Which lines hold the string "поддержки"? Copy every one of them.

◆ Input:
# # # #

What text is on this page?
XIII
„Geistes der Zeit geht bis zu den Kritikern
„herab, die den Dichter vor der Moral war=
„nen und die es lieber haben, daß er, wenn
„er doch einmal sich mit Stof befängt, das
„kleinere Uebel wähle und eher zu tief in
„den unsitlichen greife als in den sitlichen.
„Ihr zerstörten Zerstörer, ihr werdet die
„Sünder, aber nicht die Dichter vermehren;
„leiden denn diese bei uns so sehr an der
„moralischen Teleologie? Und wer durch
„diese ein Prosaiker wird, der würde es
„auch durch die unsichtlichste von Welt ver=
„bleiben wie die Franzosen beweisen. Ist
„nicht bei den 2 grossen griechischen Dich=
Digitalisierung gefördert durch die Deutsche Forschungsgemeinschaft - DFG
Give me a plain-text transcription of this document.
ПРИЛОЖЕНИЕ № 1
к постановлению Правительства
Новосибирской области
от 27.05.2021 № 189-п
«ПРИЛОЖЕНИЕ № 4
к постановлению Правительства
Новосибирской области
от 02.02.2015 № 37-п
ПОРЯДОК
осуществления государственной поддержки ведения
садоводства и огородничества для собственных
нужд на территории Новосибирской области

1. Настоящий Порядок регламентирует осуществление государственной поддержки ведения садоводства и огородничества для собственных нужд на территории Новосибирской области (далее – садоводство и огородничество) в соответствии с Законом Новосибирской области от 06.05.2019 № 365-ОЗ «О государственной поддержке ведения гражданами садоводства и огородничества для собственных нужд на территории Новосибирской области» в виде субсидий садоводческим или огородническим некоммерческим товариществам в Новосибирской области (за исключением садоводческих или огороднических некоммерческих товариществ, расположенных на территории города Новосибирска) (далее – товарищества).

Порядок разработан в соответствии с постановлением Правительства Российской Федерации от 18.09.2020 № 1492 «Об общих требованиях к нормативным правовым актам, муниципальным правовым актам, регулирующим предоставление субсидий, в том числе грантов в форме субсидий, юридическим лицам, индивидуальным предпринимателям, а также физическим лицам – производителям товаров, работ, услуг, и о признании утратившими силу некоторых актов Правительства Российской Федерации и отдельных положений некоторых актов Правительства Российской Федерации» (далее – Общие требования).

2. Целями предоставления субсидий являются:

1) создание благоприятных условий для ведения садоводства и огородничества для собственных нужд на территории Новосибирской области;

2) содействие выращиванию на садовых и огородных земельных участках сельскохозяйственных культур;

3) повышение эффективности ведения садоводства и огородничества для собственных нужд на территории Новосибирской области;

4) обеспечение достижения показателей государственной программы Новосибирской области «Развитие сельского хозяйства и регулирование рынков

# # # #

◆ Written answer:
осуществления государственной поддержки ведения
1. Настоящий Порядок регламентирует осуществление государственной поддержки ведения садоводства и огородничества для собственных нужд на территории Новосибирской области (далее – садоводство и огородничество) в соответствии с Законом Новосибирской области от 06.05.2019 № 365-ОЗ «О государственной поддержке ведения гражданами садоводства и огородничества для собственных нужд на территории Новосибирской области» в виде субсидий садоводческим или огородническим некоммерческим товариществам в Новосибирской области (за исключением садоводческих или огороднических некоммерческих товариществ, расположенных на территории города Новосибирска) (далее – товарищества).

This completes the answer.